GOAL OF THE EXERCISE:
Whenever a line in the records below holds the string "Frohman", copy it out.

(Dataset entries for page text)
__________________________________________________

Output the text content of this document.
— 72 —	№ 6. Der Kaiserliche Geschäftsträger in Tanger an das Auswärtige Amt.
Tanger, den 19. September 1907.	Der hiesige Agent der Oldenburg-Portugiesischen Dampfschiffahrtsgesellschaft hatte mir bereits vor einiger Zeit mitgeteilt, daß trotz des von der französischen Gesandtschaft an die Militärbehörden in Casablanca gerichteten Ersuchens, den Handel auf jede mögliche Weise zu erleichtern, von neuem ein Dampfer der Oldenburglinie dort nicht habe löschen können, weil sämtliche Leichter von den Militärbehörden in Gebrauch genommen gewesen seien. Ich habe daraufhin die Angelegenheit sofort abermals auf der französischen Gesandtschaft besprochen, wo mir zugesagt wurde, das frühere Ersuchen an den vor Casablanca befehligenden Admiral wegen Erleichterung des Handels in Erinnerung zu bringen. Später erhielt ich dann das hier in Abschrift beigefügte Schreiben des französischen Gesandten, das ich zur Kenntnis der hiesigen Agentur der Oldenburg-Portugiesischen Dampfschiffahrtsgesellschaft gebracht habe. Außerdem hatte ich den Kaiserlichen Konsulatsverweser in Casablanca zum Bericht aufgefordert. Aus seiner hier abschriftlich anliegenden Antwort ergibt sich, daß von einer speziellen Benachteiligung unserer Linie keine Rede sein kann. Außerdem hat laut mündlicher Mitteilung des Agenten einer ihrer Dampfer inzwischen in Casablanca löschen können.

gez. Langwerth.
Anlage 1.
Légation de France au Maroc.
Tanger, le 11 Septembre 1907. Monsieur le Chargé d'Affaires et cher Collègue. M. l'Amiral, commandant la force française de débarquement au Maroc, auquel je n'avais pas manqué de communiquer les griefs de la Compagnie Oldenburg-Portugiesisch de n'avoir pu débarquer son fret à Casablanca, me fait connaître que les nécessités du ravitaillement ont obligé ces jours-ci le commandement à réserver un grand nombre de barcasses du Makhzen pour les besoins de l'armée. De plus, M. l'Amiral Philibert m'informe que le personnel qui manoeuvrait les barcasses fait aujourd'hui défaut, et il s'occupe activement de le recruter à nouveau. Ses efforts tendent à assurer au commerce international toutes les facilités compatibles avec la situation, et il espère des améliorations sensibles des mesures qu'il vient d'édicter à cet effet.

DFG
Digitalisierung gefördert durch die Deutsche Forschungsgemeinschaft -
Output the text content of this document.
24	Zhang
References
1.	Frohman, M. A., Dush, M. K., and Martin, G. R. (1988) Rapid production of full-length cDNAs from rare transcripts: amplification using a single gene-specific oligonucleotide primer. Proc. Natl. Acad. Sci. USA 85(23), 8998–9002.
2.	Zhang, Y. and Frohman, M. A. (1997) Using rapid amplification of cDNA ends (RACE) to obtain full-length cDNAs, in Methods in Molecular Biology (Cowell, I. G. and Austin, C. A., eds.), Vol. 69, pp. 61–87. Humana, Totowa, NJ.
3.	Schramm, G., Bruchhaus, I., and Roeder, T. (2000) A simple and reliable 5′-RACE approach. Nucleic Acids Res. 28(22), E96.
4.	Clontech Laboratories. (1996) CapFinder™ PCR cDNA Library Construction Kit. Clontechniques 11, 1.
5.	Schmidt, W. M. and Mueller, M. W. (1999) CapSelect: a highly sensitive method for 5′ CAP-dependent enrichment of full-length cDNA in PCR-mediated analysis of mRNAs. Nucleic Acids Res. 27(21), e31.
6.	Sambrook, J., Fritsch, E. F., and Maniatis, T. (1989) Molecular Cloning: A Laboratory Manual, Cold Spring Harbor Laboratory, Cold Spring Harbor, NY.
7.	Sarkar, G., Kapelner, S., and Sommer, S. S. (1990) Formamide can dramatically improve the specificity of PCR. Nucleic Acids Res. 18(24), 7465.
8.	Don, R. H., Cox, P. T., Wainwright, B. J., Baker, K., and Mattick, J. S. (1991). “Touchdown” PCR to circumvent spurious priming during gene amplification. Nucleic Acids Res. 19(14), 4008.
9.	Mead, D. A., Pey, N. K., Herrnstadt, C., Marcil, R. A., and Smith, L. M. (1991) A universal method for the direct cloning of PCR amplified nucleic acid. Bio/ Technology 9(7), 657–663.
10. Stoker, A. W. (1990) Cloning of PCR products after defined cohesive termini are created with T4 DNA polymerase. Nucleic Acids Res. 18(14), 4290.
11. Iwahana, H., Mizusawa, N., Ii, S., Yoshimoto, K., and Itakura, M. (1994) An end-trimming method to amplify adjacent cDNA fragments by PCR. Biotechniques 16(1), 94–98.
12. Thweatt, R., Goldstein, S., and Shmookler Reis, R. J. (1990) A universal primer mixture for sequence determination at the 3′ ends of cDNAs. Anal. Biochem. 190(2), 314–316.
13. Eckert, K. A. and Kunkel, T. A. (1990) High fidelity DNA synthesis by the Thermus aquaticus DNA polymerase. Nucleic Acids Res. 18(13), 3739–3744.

__________________________________________________

EXERCISE RESULT:
1.	Frohman, M. A., Dush, M. K., and Martin, G. R. (1988) Rapid production of full-length cDNAs from rare transcripts: amplification using a single gene-specific oligonucleotide primer. Proc. Natl. Acad. Sci. USA 85(23), 8998–9002.
2.	Zhang, Y. and Frohman, M. A. (1997) Using rapid amplification of cDNA ends (RACE) to obtain full-length cDNAs, in Methods in Molecular Biology (Cowell, I. G. and Austin, C. A., eds.), Vol. 69, pp. 61–87. Humana, Totowa, NJ.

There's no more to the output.